**Dataset listings of figures**
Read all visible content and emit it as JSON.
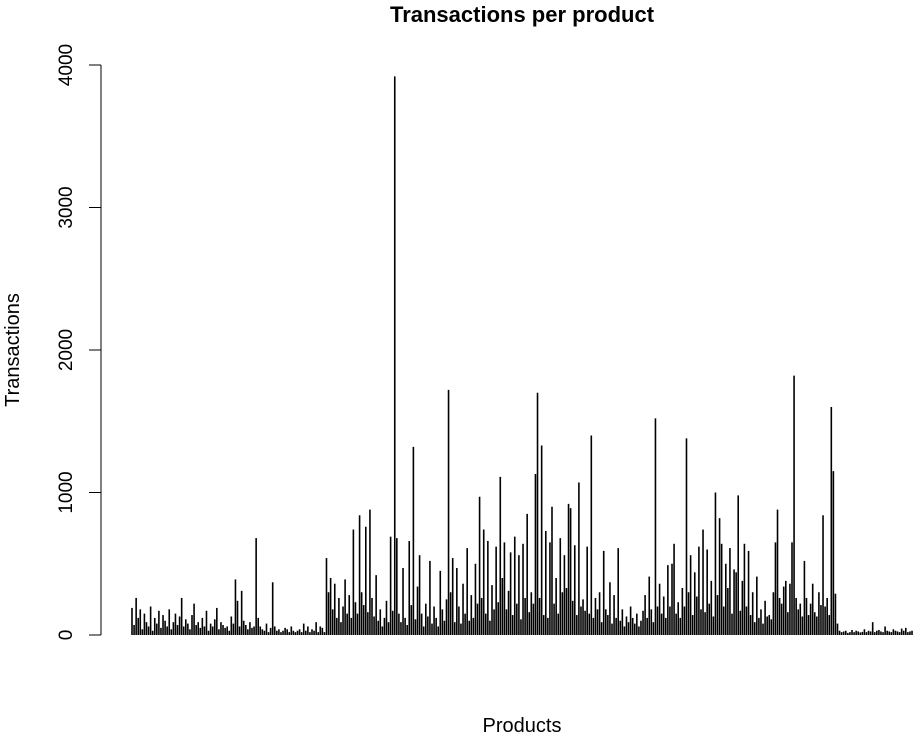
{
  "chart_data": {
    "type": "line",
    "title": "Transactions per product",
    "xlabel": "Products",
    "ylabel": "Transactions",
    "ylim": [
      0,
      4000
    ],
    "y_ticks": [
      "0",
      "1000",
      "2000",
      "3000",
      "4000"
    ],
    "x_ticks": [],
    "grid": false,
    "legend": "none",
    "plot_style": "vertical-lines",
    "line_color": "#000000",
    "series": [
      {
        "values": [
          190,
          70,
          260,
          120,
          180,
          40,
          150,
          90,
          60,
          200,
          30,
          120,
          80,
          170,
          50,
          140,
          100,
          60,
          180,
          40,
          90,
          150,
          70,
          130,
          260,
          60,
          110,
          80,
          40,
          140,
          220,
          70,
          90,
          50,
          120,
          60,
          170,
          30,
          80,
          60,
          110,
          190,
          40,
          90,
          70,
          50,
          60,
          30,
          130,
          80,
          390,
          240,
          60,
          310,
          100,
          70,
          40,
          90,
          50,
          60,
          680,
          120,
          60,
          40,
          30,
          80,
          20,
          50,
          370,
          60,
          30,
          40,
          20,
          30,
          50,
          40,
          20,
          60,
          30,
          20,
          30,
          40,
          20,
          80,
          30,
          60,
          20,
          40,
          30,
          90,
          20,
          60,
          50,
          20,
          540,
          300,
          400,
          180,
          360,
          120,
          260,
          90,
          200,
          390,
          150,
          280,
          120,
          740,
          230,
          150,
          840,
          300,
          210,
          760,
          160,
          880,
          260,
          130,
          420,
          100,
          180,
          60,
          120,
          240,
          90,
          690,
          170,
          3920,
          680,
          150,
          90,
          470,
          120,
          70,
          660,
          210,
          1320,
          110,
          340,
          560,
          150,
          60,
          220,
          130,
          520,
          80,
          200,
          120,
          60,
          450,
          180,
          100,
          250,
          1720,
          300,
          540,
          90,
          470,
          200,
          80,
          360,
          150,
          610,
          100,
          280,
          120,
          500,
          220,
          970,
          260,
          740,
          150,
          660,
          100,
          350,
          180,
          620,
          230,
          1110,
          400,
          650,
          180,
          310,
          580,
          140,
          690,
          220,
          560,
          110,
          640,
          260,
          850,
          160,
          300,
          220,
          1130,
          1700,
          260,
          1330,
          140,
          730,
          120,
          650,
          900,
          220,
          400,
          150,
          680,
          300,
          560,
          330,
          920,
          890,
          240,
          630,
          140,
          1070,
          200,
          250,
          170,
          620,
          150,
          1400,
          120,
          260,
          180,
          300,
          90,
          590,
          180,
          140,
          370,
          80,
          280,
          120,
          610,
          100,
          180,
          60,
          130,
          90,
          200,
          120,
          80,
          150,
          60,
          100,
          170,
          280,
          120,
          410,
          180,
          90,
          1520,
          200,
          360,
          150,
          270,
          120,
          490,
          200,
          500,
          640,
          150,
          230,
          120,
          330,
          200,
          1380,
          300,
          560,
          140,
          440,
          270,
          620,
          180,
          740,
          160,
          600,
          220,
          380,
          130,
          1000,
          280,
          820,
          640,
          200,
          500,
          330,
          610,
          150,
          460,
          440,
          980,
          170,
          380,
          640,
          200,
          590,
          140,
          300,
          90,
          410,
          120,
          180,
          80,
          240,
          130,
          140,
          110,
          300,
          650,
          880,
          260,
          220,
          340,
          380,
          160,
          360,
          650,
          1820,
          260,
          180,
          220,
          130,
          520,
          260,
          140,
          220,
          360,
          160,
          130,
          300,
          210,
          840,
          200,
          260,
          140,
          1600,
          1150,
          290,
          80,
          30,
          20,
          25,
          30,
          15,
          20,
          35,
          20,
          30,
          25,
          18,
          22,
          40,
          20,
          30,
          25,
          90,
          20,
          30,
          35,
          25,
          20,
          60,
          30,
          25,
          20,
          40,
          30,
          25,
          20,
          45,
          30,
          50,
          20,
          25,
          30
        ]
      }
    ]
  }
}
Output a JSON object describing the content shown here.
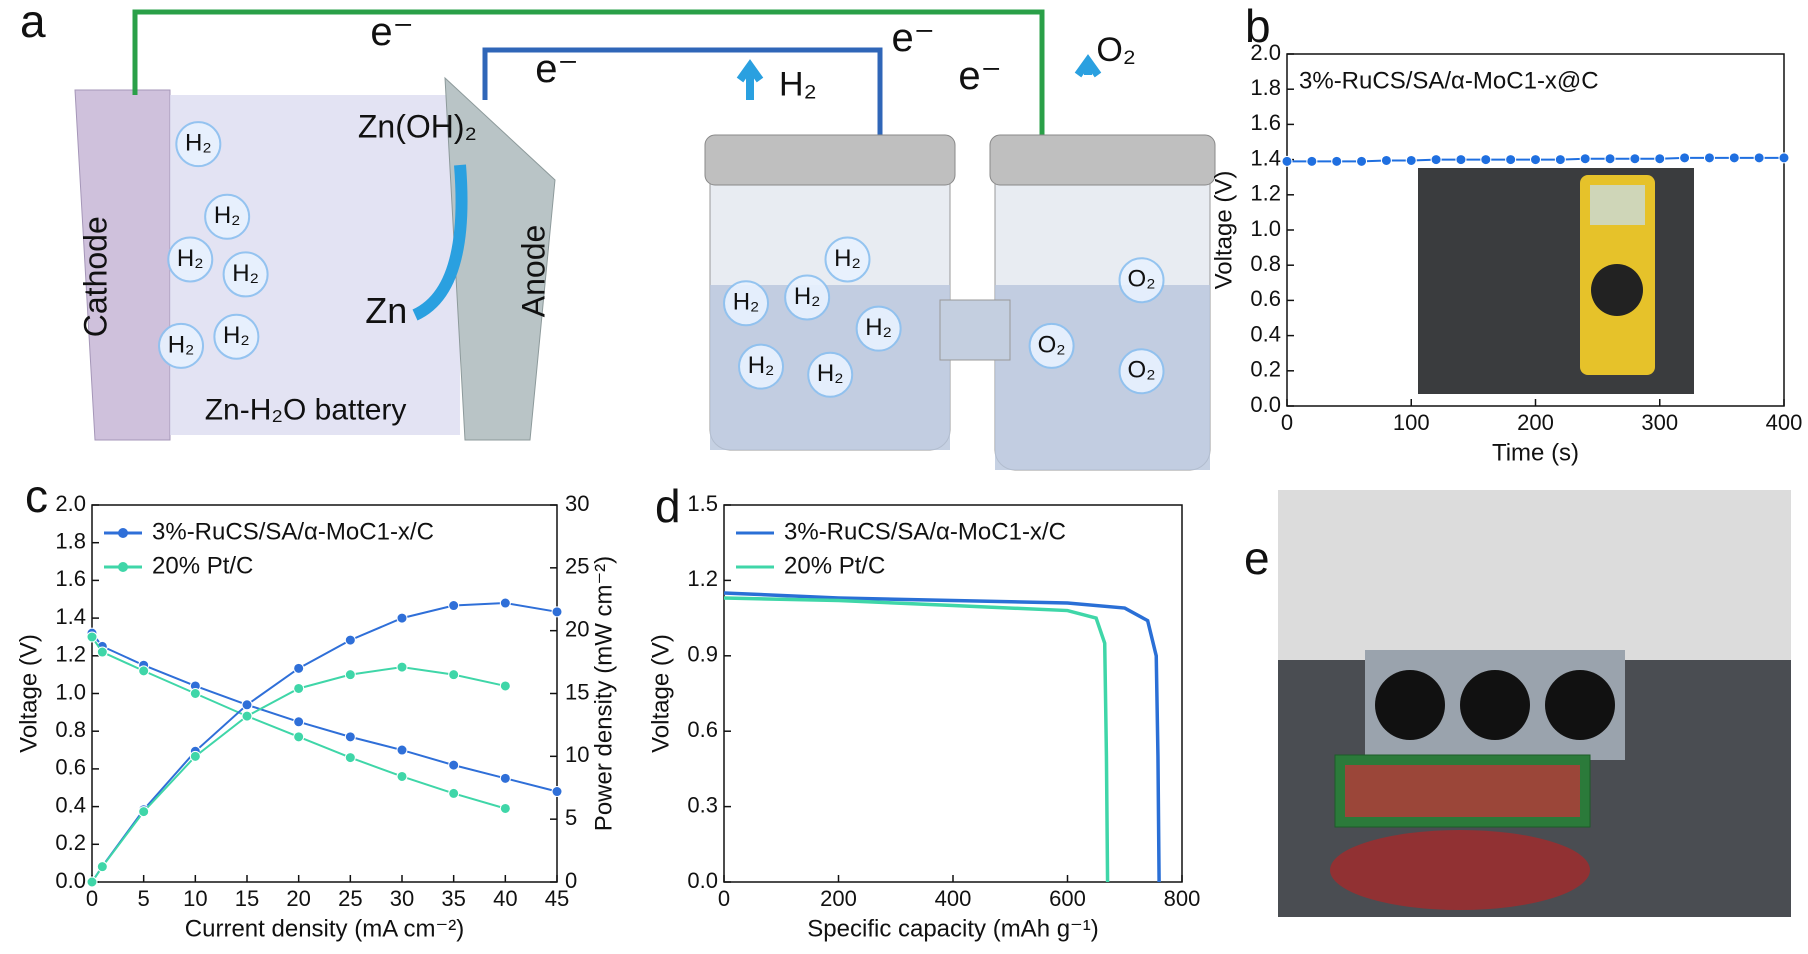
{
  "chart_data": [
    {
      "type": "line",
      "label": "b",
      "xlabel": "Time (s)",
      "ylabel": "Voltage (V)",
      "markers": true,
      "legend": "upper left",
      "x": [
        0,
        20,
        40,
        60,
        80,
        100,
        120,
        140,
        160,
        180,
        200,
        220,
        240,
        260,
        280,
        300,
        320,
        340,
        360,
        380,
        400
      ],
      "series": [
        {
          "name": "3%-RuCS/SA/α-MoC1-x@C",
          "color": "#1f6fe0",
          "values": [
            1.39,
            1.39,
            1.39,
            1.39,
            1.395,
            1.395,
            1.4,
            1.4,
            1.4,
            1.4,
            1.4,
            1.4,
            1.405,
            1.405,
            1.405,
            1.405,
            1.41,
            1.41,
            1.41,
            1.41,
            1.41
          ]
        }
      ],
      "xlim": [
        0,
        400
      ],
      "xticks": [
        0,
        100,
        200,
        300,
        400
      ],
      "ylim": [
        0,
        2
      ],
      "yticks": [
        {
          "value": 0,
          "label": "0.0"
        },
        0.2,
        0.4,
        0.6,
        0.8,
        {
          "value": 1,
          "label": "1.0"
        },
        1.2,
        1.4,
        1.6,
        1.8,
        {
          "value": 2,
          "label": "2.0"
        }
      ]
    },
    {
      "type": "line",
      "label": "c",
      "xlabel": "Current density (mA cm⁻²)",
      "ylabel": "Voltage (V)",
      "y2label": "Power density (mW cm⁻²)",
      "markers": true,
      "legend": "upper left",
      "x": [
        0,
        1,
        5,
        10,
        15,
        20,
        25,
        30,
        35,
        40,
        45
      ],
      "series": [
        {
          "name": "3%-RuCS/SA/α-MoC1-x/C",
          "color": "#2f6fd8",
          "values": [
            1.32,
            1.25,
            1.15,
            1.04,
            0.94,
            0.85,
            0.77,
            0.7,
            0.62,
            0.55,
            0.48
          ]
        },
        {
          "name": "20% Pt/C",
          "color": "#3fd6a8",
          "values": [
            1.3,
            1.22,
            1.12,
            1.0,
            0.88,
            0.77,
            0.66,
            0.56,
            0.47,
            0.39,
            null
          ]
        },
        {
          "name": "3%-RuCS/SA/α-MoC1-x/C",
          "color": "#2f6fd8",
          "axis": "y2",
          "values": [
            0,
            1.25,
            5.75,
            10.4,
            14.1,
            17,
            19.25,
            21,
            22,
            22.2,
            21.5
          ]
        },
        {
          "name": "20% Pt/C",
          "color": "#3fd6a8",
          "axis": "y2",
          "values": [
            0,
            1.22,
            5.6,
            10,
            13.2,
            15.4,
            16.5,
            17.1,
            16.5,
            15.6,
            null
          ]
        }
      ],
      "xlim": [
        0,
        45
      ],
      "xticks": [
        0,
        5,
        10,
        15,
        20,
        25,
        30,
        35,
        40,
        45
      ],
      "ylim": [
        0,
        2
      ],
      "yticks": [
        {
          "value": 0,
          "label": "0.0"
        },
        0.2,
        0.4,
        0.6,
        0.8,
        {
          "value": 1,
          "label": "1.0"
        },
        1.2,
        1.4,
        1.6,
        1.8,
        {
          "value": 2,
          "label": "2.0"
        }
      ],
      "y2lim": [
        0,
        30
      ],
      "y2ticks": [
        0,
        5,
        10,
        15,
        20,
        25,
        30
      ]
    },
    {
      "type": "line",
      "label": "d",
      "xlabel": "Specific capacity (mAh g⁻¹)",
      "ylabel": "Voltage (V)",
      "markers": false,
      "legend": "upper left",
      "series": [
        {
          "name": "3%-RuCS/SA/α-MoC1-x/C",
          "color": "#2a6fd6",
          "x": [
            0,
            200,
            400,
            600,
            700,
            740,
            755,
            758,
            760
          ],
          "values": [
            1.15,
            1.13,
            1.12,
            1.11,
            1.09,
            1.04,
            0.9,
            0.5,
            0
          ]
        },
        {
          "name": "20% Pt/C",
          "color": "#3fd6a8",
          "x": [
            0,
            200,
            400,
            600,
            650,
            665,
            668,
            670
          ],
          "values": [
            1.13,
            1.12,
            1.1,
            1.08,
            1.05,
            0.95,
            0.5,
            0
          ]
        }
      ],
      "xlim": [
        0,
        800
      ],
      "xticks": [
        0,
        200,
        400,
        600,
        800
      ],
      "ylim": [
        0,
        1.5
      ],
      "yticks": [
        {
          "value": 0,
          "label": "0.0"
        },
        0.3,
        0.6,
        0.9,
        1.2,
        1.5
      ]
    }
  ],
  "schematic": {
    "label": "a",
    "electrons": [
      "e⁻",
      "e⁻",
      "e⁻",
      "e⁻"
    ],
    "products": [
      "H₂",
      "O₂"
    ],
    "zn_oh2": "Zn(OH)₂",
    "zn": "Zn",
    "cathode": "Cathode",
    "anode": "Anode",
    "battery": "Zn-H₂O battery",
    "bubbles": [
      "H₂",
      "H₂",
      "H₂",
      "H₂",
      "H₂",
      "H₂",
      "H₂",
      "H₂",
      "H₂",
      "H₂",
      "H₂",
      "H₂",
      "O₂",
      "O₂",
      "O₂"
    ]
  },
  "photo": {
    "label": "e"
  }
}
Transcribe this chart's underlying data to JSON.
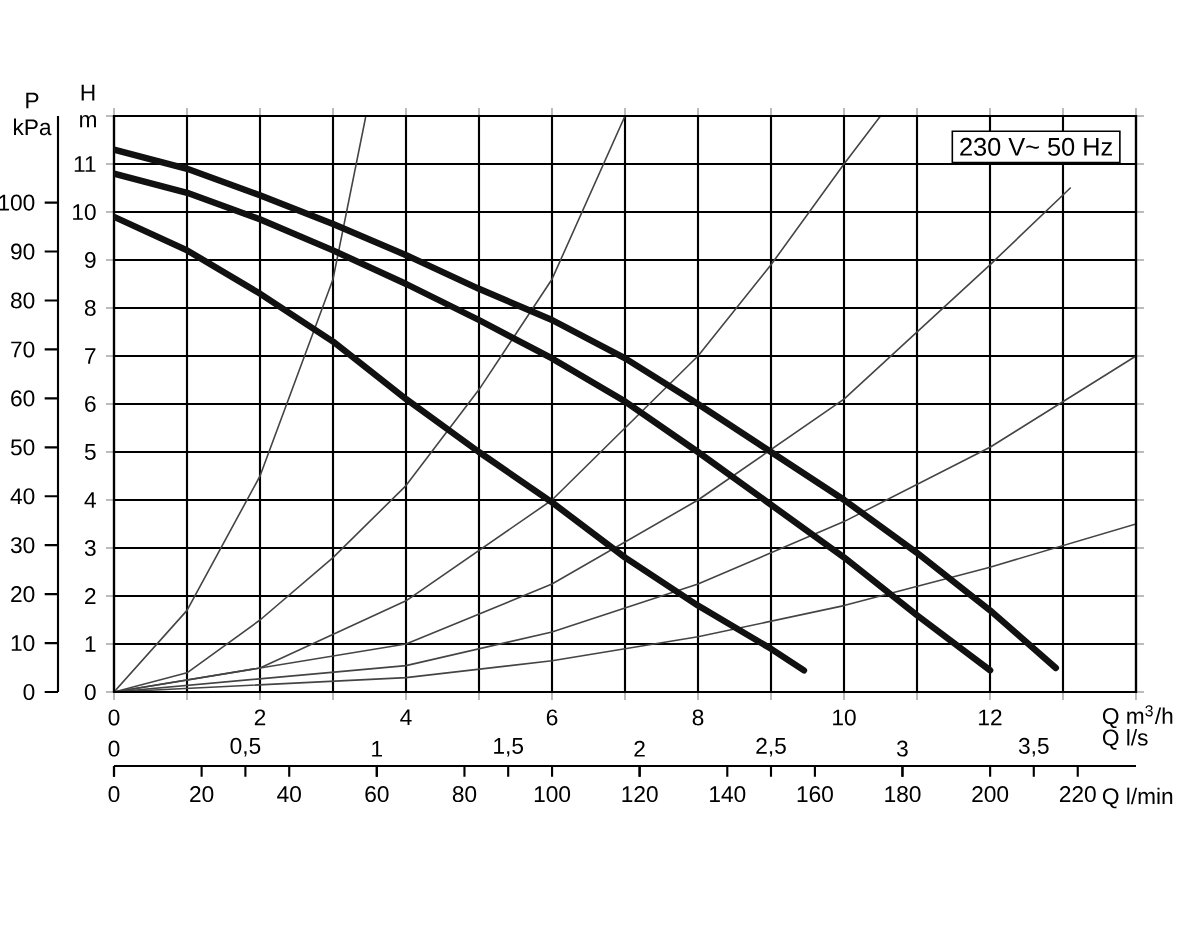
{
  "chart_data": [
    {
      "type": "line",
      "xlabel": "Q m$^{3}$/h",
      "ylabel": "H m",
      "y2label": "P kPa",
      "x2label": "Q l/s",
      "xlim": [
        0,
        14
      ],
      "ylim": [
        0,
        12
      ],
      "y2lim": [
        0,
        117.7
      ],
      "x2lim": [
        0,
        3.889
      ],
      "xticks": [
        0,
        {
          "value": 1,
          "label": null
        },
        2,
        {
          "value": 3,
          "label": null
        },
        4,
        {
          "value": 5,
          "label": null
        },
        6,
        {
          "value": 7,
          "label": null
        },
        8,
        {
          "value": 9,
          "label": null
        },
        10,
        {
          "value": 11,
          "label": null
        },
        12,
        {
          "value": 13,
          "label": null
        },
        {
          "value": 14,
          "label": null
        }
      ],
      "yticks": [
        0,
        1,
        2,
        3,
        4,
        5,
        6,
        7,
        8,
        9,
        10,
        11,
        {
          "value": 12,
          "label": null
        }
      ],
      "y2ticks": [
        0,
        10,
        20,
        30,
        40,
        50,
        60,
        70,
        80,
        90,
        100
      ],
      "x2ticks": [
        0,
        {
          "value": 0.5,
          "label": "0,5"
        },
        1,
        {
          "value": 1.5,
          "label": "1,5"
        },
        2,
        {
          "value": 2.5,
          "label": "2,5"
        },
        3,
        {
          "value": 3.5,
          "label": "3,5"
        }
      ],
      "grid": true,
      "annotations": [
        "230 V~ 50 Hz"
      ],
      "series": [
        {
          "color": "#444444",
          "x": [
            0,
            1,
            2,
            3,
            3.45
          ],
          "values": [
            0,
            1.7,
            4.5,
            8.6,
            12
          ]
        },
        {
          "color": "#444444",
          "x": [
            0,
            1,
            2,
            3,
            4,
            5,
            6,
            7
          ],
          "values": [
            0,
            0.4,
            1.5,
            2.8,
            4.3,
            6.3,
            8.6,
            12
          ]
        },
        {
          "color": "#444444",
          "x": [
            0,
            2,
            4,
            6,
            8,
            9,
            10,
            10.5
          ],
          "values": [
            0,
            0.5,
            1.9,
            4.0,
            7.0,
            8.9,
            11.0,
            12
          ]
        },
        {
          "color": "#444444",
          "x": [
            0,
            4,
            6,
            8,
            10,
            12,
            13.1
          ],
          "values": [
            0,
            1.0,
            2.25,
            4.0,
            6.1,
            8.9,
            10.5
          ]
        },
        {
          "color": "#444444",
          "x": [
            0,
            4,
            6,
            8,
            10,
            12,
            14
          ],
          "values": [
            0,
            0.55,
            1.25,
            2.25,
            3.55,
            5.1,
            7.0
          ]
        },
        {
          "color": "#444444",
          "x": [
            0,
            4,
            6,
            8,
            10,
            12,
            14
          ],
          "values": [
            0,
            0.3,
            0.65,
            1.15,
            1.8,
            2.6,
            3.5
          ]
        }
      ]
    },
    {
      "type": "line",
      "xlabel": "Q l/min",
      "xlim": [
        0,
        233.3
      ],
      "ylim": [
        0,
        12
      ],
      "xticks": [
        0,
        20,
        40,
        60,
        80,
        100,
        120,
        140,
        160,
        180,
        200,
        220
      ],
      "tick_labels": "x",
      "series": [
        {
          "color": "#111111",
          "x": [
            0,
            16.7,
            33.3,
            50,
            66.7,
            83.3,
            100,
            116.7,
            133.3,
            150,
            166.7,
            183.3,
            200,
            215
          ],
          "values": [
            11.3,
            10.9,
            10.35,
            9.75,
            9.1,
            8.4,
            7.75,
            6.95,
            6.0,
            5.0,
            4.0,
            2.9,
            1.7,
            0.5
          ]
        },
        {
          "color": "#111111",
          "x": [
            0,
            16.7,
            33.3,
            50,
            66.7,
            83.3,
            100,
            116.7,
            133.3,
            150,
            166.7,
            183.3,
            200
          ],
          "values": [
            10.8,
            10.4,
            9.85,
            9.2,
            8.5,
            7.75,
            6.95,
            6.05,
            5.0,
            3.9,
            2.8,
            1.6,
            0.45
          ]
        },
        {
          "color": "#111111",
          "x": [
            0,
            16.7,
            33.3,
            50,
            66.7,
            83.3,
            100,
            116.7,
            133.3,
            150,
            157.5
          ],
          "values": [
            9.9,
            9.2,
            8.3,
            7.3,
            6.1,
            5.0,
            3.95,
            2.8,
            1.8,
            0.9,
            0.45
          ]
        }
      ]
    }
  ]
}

**Short problem**
Copy all the lines above that hold the string "JSON".

**Final answer**
Read all visible content and emit it as JSON.
Output a JSON object describing the content shown here.
Transcribe this chart's underlying data to JSON.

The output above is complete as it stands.